Exercise prompt >> Scan the material below for the string "Conciliation", and copy every line where it shows up.

◇ ◇ ◇

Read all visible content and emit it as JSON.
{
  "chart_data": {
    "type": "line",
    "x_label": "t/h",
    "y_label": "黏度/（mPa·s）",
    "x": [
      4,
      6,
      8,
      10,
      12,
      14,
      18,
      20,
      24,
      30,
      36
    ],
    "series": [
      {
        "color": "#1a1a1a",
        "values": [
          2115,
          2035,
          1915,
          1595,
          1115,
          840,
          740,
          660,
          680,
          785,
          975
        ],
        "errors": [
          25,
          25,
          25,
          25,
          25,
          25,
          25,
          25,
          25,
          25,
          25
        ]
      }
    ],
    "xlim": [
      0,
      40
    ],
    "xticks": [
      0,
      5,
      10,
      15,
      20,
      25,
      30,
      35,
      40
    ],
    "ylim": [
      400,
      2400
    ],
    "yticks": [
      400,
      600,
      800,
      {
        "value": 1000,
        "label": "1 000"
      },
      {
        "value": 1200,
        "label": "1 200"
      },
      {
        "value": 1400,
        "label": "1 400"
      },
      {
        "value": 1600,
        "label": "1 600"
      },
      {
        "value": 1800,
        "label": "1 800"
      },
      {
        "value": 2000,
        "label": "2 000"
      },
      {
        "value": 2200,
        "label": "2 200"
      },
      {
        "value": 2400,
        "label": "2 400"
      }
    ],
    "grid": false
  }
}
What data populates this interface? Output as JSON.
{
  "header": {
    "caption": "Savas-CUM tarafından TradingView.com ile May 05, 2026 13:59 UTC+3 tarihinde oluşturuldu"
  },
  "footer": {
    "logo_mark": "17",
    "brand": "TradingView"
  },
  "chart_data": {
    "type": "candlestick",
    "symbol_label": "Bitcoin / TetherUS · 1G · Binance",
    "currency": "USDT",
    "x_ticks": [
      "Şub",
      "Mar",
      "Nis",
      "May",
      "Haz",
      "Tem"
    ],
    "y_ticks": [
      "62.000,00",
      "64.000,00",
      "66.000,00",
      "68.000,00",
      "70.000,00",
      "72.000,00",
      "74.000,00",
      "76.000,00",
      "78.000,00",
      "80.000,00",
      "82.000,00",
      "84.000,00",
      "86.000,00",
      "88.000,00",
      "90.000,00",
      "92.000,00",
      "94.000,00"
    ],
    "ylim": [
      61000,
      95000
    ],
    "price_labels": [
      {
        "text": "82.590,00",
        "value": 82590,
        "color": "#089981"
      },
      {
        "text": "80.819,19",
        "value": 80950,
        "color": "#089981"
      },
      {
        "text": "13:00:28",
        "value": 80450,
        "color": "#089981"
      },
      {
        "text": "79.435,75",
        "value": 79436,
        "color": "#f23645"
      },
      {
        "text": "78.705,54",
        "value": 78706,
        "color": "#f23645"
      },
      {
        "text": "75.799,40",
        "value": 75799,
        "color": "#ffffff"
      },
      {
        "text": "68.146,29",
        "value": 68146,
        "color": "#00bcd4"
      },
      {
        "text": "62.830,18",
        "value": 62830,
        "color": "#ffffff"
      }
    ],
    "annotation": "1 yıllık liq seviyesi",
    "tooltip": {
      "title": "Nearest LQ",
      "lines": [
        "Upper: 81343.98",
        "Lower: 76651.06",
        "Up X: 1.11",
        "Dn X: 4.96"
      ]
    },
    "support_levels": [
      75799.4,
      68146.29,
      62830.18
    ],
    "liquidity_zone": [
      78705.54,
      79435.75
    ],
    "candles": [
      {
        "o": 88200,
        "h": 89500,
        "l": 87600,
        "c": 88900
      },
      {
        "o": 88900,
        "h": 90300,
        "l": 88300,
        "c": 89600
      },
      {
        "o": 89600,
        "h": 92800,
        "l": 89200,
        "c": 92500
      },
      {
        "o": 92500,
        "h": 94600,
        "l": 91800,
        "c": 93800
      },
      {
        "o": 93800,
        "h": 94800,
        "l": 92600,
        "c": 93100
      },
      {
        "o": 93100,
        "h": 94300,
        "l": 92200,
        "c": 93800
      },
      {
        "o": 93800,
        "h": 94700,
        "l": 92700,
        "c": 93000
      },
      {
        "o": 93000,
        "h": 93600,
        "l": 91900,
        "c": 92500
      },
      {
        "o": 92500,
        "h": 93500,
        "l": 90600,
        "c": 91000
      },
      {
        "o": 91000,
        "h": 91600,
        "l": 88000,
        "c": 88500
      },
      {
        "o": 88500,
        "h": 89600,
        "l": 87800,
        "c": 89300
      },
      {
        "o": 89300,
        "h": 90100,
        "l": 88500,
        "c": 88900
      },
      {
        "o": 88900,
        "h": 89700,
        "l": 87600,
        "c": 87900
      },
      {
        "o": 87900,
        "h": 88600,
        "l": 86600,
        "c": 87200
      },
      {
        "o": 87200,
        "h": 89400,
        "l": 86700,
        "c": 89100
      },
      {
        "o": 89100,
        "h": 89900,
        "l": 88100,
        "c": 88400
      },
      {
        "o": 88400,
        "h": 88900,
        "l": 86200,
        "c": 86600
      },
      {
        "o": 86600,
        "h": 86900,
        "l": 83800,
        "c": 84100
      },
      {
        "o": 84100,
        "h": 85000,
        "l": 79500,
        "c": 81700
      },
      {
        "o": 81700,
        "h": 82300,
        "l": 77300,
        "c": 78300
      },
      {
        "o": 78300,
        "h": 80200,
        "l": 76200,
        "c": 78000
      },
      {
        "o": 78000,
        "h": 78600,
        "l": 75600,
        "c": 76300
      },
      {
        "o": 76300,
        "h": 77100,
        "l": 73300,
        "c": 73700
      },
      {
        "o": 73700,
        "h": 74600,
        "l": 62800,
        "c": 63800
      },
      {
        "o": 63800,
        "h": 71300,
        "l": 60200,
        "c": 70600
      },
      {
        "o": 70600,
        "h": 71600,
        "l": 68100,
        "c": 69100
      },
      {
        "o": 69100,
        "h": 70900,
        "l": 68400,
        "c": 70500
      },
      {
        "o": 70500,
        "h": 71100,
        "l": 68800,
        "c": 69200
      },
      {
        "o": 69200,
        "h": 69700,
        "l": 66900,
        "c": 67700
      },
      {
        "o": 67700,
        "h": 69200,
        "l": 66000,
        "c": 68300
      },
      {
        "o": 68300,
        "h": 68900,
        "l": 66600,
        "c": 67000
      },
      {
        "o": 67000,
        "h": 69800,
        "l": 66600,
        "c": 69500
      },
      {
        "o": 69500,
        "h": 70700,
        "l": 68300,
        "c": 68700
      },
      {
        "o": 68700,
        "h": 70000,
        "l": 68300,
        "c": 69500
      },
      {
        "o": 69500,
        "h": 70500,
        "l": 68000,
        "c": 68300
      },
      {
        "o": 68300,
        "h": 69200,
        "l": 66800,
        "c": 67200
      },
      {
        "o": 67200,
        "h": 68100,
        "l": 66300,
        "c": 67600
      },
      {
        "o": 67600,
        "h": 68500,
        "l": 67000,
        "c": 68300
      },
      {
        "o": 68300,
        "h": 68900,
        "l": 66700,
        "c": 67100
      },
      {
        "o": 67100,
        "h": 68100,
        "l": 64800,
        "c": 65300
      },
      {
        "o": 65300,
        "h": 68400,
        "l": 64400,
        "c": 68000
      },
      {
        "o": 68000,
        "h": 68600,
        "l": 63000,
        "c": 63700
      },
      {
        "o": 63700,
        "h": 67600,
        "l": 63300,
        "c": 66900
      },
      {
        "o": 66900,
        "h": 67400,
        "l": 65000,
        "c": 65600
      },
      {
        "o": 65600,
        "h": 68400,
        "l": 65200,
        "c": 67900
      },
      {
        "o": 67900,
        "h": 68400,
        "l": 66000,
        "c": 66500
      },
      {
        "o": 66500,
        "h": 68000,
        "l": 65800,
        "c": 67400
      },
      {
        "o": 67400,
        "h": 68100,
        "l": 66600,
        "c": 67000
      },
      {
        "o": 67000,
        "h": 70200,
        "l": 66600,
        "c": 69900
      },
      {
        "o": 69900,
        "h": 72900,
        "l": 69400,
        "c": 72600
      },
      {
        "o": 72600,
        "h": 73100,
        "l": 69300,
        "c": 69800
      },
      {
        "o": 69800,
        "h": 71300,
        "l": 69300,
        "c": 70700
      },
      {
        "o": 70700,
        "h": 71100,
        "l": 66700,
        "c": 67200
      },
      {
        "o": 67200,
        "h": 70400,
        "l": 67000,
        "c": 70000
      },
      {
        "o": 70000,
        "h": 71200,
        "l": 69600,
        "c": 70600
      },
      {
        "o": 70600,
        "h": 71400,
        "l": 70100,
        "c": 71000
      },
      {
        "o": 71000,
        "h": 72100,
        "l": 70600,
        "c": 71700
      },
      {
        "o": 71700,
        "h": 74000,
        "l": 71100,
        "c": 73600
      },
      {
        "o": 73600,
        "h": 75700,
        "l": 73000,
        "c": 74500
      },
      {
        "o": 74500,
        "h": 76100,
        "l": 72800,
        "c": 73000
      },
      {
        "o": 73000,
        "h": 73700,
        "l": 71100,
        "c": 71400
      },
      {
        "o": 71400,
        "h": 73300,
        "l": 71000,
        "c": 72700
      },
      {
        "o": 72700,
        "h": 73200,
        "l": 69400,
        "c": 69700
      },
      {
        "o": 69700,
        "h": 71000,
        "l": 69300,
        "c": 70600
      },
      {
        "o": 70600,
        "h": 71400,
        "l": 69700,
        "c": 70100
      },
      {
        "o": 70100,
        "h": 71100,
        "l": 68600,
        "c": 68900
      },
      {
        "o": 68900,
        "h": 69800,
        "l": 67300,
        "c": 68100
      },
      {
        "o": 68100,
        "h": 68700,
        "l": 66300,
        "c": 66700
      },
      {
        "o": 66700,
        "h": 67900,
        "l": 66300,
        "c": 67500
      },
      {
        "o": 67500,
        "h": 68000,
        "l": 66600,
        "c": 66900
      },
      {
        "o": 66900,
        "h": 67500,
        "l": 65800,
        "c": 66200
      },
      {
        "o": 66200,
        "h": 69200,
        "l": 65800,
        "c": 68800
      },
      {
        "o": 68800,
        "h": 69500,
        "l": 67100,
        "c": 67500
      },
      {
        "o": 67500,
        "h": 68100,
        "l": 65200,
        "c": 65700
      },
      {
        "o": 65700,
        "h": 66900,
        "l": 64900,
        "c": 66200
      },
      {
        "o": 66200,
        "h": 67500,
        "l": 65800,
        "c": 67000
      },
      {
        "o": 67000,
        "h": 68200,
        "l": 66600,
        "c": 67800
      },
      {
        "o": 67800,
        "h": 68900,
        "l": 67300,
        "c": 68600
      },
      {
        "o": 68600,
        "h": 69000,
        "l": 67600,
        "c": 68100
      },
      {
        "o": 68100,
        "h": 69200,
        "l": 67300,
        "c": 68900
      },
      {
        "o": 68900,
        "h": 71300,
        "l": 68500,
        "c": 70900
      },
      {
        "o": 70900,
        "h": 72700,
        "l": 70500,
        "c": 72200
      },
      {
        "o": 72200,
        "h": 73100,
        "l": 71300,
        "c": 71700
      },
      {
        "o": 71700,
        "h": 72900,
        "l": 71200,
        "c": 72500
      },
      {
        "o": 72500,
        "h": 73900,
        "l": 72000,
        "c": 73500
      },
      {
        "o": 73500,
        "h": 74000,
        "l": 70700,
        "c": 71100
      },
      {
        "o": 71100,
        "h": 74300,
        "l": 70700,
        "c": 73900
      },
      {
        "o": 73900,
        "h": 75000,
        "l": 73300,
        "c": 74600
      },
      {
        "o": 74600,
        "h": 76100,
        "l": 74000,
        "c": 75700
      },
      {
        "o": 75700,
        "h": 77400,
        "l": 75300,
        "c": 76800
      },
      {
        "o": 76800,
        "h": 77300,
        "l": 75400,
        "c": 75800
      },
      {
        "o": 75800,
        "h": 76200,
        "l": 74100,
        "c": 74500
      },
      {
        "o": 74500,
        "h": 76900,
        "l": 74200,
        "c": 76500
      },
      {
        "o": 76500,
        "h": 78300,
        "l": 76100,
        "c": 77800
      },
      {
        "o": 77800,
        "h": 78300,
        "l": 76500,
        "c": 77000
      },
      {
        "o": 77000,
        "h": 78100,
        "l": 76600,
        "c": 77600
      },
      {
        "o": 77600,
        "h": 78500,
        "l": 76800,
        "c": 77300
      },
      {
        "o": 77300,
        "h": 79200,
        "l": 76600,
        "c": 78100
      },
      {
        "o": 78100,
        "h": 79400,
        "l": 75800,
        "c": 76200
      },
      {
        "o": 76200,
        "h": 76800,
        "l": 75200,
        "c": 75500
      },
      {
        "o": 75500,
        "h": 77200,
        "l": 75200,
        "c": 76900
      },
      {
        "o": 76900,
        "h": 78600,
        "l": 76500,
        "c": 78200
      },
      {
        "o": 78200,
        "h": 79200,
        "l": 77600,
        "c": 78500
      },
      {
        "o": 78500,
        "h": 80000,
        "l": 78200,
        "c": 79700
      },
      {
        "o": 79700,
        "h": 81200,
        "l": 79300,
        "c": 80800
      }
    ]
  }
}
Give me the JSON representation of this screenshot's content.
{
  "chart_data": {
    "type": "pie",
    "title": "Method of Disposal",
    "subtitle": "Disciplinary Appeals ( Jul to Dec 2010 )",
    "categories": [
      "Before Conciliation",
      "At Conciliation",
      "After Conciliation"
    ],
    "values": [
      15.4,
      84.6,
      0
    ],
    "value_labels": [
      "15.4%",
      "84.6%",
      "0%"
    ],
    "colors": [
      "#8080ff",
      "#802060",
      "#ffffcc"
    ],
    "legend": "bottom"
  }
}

◇ ◇ ◇

Full output >>
      "Before Conciliation",
      "At Conciliation",
      "After Conciliation"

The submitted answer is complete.